**TASK BRIEF:**
Return each line of the listing that contains the string "true".

— START EXTRACTED INFORMATION —

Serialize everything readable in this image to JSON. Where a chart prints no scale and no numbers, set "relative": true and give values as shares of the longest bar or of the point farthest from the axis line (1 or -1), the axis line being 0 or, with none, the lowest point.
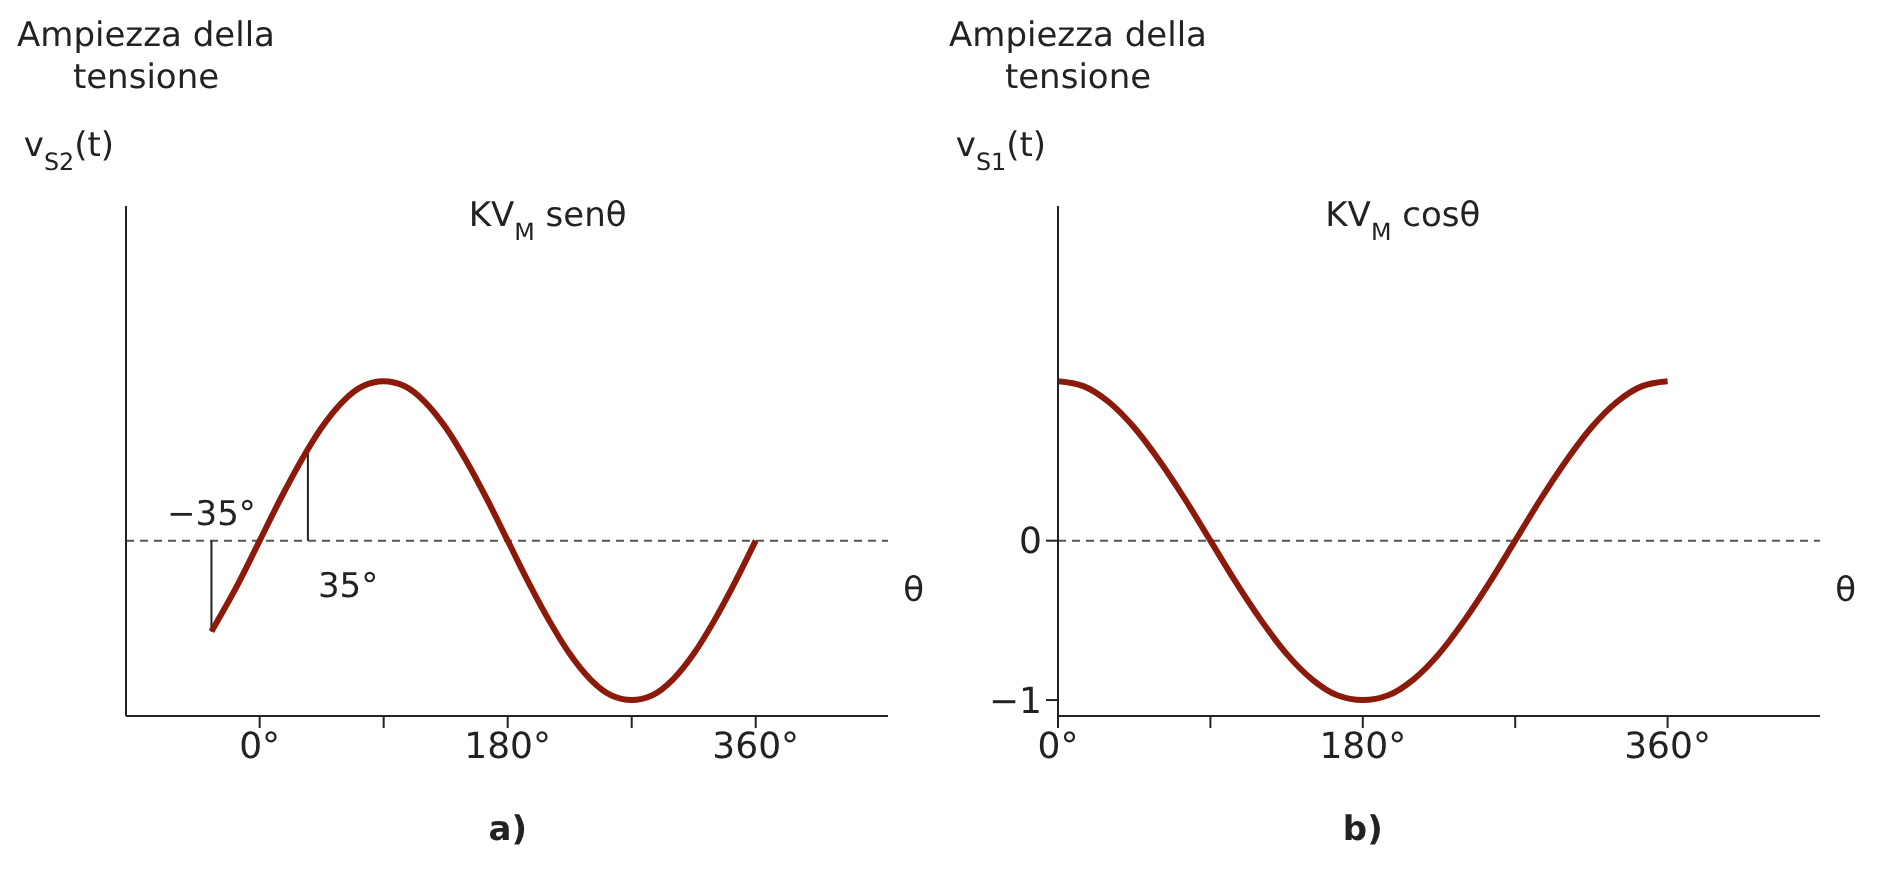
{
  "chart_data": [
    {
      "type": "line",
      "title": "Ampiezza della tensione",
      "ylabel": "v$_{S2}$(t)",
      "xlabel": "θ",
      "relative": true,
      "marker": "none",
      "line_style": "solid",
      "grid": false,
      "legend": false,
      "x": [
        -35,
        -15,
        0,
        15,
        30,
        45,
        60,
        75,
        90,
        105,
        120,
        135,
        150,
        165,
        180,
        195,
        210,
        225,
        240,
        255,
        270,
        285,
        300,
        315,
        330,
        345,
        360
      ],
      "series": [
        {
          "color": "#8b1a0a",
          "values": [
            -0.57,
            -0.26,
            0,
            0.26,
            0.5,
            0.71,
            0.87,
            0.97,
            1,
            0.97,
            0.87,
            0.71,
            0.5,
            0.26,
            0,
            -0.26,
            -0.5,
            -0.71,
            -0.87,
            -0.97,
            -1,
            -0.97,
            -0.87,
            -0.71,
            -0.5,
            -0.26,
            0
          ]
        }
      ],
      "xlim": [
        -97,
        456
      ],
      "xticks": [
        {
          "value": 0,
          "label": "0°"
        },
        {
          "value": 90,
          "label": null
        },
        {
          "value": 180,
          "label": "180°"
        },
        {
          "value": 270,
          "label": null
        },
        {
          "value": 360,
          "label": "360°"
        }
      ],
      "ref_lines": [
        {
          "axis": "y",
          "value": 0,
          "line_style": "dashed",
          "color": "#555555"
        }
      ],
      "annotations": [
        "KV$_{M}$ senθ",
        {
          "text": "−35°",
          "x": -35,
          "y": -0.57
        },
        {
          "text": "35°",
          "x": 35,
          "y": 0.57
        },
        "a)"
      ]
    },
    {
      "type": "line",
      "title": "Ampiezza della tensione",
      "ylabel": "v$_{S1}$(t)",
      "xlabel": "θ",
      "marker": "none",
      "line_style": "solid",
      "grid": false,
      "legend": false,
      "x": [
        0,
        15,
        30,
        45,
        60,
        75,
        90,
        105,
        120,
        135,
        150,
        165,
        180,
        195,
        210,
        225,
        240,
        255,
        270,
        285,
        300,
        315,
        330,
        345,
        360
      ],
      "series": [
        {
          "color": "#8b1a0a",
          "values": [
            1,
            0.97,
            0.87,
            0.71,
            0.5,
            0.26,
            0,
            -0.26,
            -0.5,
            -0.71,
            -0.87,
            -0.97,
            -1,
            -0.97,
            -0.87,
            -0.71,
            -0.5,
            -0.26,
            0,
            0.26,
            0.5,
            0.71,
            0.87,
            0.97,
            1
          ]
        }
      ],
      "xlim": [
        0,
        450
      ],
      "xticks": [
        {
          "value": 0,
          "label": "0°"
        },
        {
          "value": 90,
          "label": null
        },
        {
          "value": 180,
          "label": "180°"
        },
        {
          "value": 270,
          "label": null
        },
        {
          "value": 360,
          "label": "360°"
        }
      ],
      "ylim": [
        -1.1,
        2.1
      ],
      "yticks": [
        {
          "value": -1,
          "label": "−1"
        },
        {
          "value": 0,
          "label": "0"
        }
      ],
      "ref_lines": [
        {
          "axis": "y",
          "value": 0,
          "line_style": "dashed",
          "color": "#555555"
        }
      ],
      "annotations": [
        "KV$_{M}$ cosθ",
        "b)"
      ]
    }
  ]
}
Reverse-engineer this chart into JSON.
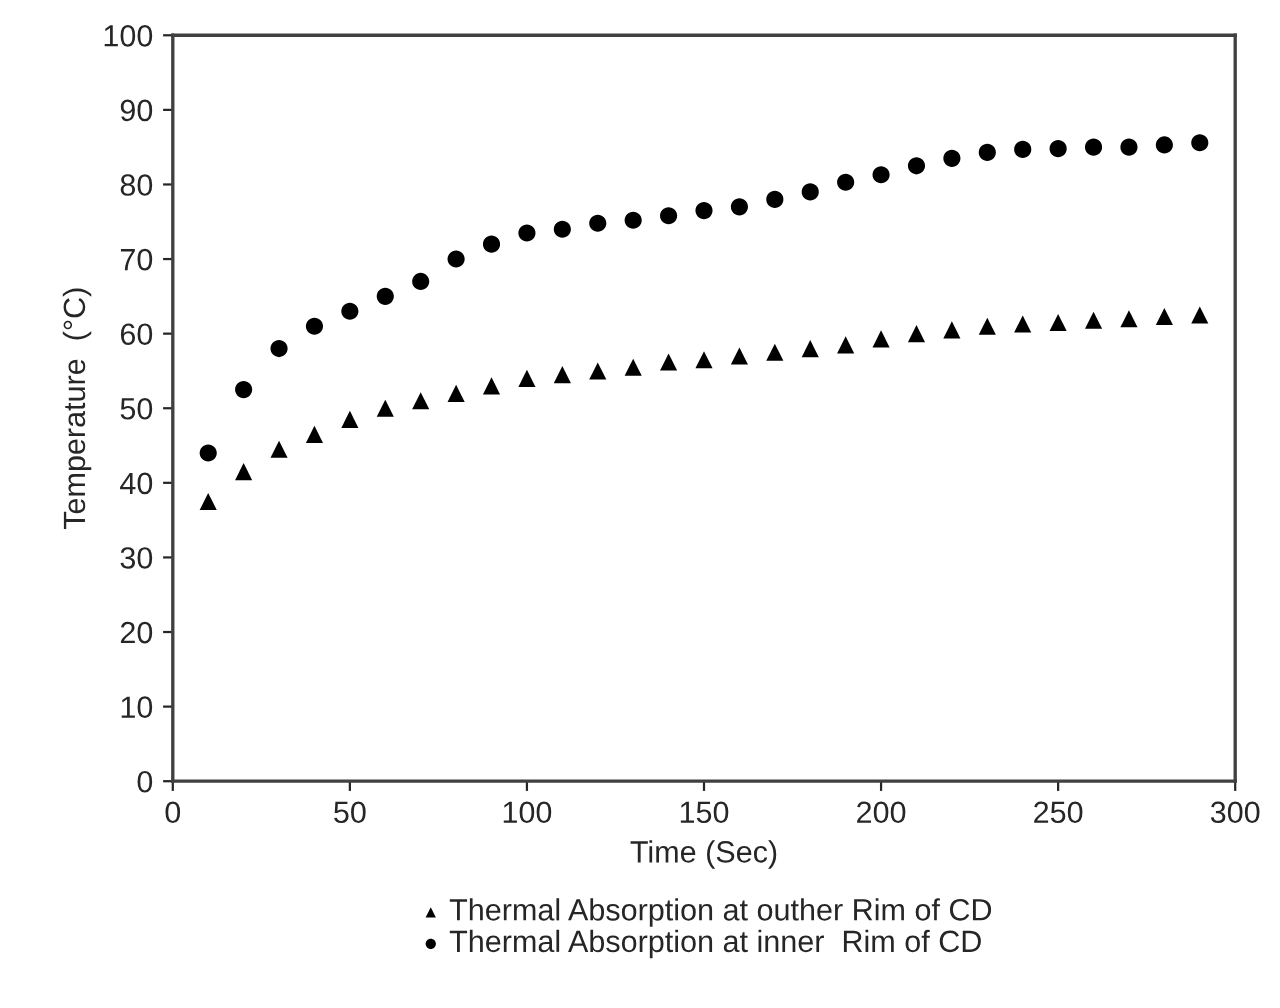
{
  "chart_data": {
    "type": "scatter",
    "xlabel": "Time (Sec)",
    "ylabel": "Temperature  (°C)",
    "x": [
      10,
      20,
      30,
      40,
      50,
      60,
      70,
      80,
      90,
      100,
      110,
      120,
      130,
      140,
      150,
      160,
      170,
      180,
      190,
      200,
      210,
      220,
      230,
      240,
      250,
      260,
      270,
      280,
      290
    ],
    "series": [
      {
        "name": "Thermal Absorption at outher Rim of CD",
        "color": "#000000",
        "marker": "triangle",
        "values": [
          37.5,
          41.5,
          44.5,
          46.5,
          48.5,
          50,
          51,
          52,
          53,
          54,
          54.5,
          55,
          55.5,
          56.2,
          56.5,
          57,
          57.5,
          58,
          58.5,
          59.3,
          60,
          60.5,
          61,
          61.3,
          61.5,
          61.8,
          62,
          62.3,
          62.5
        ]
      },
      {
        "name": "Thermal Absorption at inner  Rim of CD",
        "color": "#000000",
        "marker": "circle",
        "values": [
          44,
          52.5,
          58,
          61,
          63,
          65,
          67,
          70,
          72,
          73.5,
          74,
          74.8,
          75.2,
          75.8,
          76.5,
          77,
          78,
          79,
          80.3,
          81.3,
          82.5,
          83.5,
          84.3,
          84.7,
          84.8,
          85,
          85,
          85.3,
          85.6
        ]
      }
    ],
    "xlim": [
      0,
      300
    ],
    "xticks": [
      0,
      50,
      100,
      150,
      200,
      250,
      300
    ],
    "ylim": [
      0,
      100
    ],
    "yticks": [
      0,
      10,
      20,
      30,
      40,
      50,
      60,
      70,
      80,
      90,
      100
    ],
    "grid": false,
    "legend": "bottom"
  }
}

— END EXTRACTED INFORMATION —

**FULL OUTPUT:**
Serialize everything readable in this image to JSON. Where a chart prints no scale and no numbers, set "relative": true and give values as shares of the longest bar or of the point farthest from the axis line (1 or -1), the axis line being 0 or, with none, the lowest point.
      "relative": true,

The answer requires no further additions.